_WHAT THE TASK REQUIRES_: Go through the records underneath and count the lines that include the string "nighttime". Give nothing but the number.

_DATASET CONTENT_:
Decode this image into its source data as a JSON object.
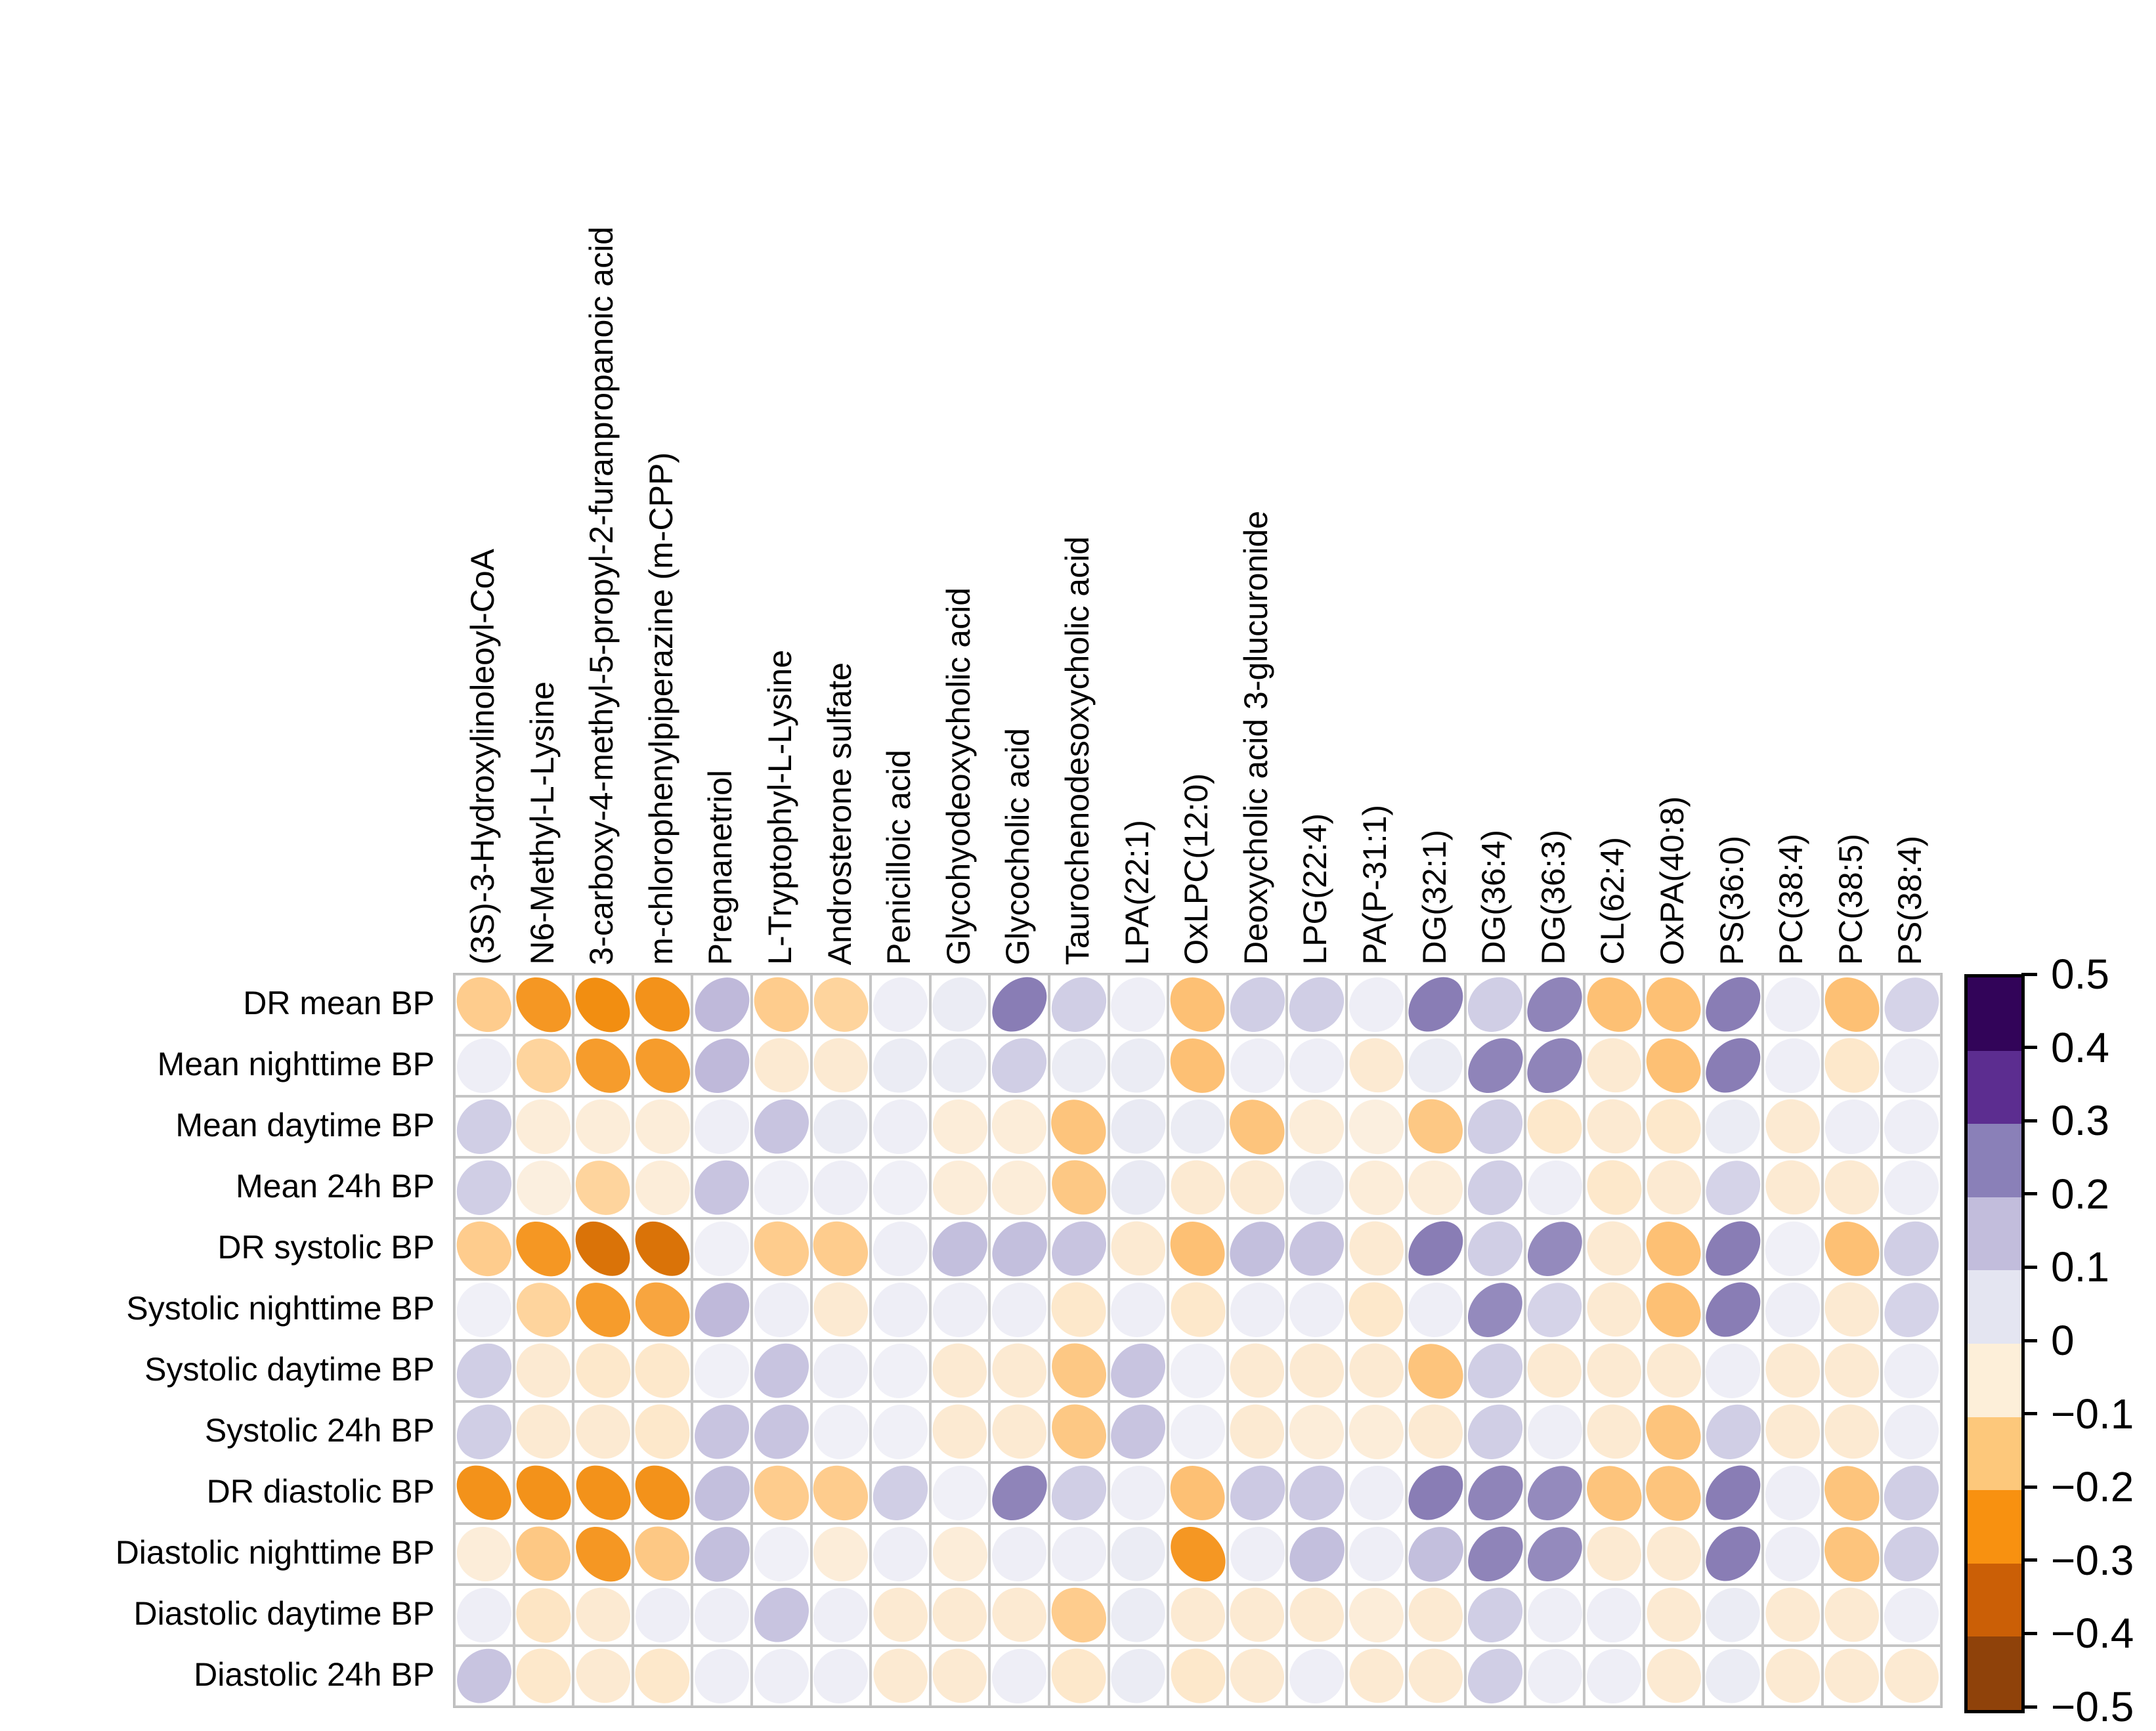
{
  "figure": {
    "background": "#ffffff",
    "grid_color": "#c5c5c5",
    "colorbar_border_color": "#000000",
    "text_color": "#000000"
  },
  "chart_data": {
    "type": "heatmap",
    "subtype": "correlation-ellipse-matrix",
    "title": "",
    "xlabel": "",
    "ylabel": "",
    "value_range": [
      -0.5,
      0.5
    ],
    "legend_position": "right",
    "grid": true,
    "rows": [
      "DR mean BP",
      "Mean nighttime BP",
      "Mean daytime BP",
      "Mean 24h BP",
      "DR systolic BP",
      "Systolic nighttime BP",
      "Systolic daytime BP",
      "Systolic 24h BP",
      "DR diastolic BP",
      "Diastolic nighttime BP",
      "Diastolic daytime BP",
      "Diastolic 24h BP"
    ],
    "columns": [
      "(3S)-3-Hydroxylinoleoyl-CoA",
      "N6-Methyl-L-Lysine",
      "3-carboxy-4-methyl-5-propyl-2-furanpropanoic acid",
      "m-chlorophenylpiperazine (m-CPP)",
      "Pregnanetriol",
      "L-Tryptophyl-L-Lysine",
      "Androsterone sulfate",
      "Penicilloic acid",
      "Glycohyodeoxycholic acid",
      "Glycocholic acid",
      "Taurochenodesoxycholic acid",
      "LPA(22:1)",
      "OxLPC(12:0)",
      "Deoxycholic acid 3-glucuronide",
      "LPG(22:4)",
      "PA(P-31:1)",
      "DG(32:1)",
      "DG(36:4)",
      "DG(36:3)",
      "CL(62:4)",
      "OxPA(40:8)",
      "PS(36:0)",
      "PC(38:4)",
      "PC(38:5)",
      "PS(38:4)"
    ],
    "values": [
      [
        -0.15,
        -0.27,
        -0.29,
        -0.28,
        0.18,
        -0.15,
        -0.13,
        0.05,
        0.06,
        0.28,
        0.14,
        0.05,
        -0.18,
        0.14,
        0.14,
        0.05,
        0.28,
        0.14,
        0.27,
        -0.18,
        -0.18,
        0.28,
        0.05,
        -0.18,
        0.13
      ],
      [
        0.05,
        -0.13,
        -0.26,
        -0.26,
        0.18,
        -0.06,
        -0.06,
        0.06,
        0.06,
        0.14,
        0.06,
        0.06,
        -0.18,
        0.05,
        0.05,
        -0.06,
        0.06,
        0.27,
        0.27,
        -0.06,
        -0.18,
        0.28,
        0.05,
        -0.07,
        0.05
      ],
      [
        0.14,
        -0.05,
        -0.05,
        -0.05,
        0.05,
        0.16,
        0.06,
        0.05,
        -0.05,
        -0.05,
        -0.17,
        0.07,
        0.06,
        -0.17,
        -0.05,
        -0.04,
        -0.16,
        0.14,
        -0.07,
        -0.06,
        -0.07,
        0.06,
        -0.06,
        0.05,
        0.05
      ],
      [
        0.14,
        -0.04,
        -0.13,
        -0.05,
        0.16,
        0.04,
        0.05,
        0.04,
        -0.05,
        -0.05,
        -0.16,
        0.07,
        -0.06,
        -0.06,
        0.06,
        -0.05,
        -0.05,
        0.14,
        0.05,
        -0.07,
        -0.06,
        0.13,
        -0.06,
        -0.06,
        0.05
      ],
      [
        -0.15,
        -0.27,
        -0.35,
        -0.35,
        0.04,
        -0.15,
        -0.15,
        0.05,
        0.17,
        0.17,
        0.16,
        -0.06,
        -0.18,
        0.17,
        0.16,
        -0.06,
        0.28,
        0.14,
        0.26,
        -0.06,
        -0.18,
        0.28,
        0.04,
        -0.18,
        0.14
      ],
      [
        0.04,
        -0.13,
        -0.26,
        -0.24,
        0.18,
        0.05,
        -0.06,
        0.05,
        0.05,
        0.05,
        -0.07,
        0.05,
        -0.07,
        0.05,
        0.05,
        -0.07,
        0.05,
        0.26,
        0.13,
        -0.06,
        -0.18,
        0.28,
        0.05,
        -0.06,
        0.13
      ],
      [
        0.14,
        -0.06,
        -0.07,
        -0.07,
        0.04,
        0.16,
        0.05,
        0.04,
        -0.06,
        -0.06,
        -0.16,
        0.16,
        0.04,
        -0.06,
        -0.06,
        -0.06,
        -0.17,
        0.14,
        -0.06,
        -0.06,
        -0.06,
        0.05,
        -0.06,
        -0.06,
        0.05
      ],
      [
        0.14,
        -0.06,
        -0.06,
        -0.07,
        0.16,
        0.16,
        0.04,
        0.04,
        -0.06,
        -0.06,
        -0.16,
        0.16,
        0.04,
        -0.06,
        -0.05,
        -0.05,
        -0.06,
        0.14,
        0.05,
        -0.06,
        -0.17,
        0.14,
        -0.06,
        -0.06,
        0.05
      ],
      [
        -0.28,
        -0.28,
        -0.28,
        -0.28,
        0.17,
        -0.15,
        -0.15,
        0.14,
        0.04,
        0.27,
        0.14,
        0.05,
        -0.18,
        0.15,
        0.15,
        0.05,
        0.28,
        0.27,
        0.26,
        -0.17,
        -0.17,
        0.28,
        0.05,
        -0.17,
        0.14
      ],
      [
        -0.05,
        -0.16,
        -0.27,
        -0.16,
        0.17,
        0.04,
        -0.05,
        0.05,
        -0.05,
        0.05,
        0.05,
        0.06,
        -0.27,
        0.05,
        0.17,
        0.05,
        0.17,
        0.27,
        0.26,
        -0.06,
        -0.06,
        0.28,
        0.05,
        -0.17,
        0.14
      ],
      [
        0.05,
        -0.08,
        -0.06,
        0.05,
        0.05,
        0.16,
        0.05,
        -0.06,
        -0.06,
        -0.06,
        -0.15,
        0.06,
        -0.06,
        -0.06,
        -0.06,
        -0.05,
        -0.06,
        0.14,
        0.05,
        0.05,
        -0.06,
        0.06,
        -0.06,
        -0.06,
        0.05
      ],
      [
        0.16,
        -0.07,
        -0.06,
        -0.07,
        0.05,
        0.05,
        0.05,
        -0.06,
        -0.06,
        0.05,
        -0.07,
        0.06,
        -0.07,
        -0.06,
        0.05,
        -0.06,
        -0.06,
        0.14,
        0.05,
        0.05,
        -0.06,
        0.06,
        -0.06,
        -0.06,
        -0.06
      ]
    ],
    "colorbar": {
      "tick_labels": [
        "0.5",
        "0.4",
        "0.3",
        "0.2",
        "0.1",
        "0",
        "−0.1",
        "−0.2",
        "−0.3",
        "−0.4",
        "−0.5"
      ],
      "segment_colors": [
        "#320459",
        "#5c2d90",
        "#8a80b8",
        "#c2bddc",
        "#e4e5f1",
        "#fdefd9",
        "#fdc87b",
        "#f89110",
        "#cb5f06",
        "#8f420a"
      ]
    },
    "palette_stops": [
      {
        "v": -0.5,
        "c": "#8f420a"
      },
      {
        "v": -0.4,
        "c": "#c35c08"
      },
      {
        "v": -0.3,
        "c": "#f18908"
      },
      {
        "v": -0.2,
        "c": "#fdb863"
      },
      {
        "v": -0.1,
        "c": "#fee0b6"
      },
      {
        "v": 0,
        "c": "#f9f9fb"
      },
      {
        "v": 0.1,
        "c": "#e2e3f0"
      },
      {
        "v": 0.2,
        "c": "#b6afd5"
      },
      {
        "v": 0.3,
        "c": "#7e71ad"
      },
      {
        "v": 0.4,
        "c": "#5c2d90"
      },
      {
        "v": 0.5,
        "c": "#320459"
      }
    ]
  }
}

_TASK ANSWER_: 3